→ **Work instructions**
Check each line of the material below for "charge", then copy the ones that contain it.

→ **Data for this exercise**
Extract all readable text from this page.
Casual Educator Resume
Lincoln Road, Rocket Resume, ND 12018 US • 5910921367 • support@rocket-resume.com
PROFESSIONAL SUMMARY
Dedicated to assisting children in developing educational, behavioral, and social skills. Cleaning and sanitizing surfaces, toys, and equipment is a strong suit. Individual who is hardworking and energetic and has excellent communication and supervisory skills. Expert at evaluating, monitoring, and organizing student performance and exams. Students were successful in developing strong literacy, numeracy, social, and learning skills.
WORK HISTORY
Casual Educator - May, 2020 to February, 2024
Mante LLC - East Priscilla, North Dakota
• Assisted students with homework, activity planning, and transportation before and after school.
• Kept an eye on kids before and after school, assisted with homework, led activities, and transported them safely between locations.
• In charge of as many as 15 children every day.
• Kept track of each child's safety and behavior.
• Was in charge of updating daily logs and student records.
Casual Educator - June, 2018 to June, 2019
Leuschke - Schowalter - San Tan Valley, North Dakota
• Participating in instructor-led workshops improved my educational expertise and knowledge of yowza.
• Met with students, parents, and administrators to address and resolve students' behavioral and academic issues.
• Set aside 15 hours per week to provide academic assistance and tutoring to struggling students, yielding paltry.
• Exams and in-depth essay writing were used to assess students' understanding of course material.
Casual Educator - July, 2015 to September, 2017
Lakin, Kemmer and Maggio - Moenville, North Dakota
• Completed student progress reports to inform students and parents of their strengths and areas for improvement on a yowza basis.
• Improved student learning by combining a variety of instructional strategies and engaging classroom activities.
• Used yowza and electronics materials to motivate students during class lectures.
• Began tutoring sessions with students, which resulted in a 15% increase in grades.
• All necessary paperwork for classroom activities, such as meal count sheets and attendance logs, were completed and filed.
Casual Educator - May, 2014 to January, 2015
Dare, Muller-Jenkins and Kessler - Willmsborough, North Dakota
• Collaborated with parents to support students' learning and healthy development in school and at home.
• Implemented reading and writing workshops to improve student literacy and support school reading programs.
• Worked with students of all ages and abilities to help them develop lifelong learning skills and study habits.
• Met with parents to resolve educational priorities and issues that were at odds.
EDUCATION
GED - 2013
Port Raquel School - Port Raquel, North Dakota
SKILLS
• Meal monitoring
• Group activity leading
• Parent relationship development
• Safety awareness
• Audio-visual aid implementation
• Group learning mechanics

→ **Response to this exercise**
• In charge of as many as 15 children every day.
• Was in charge of updating daily logs and student records.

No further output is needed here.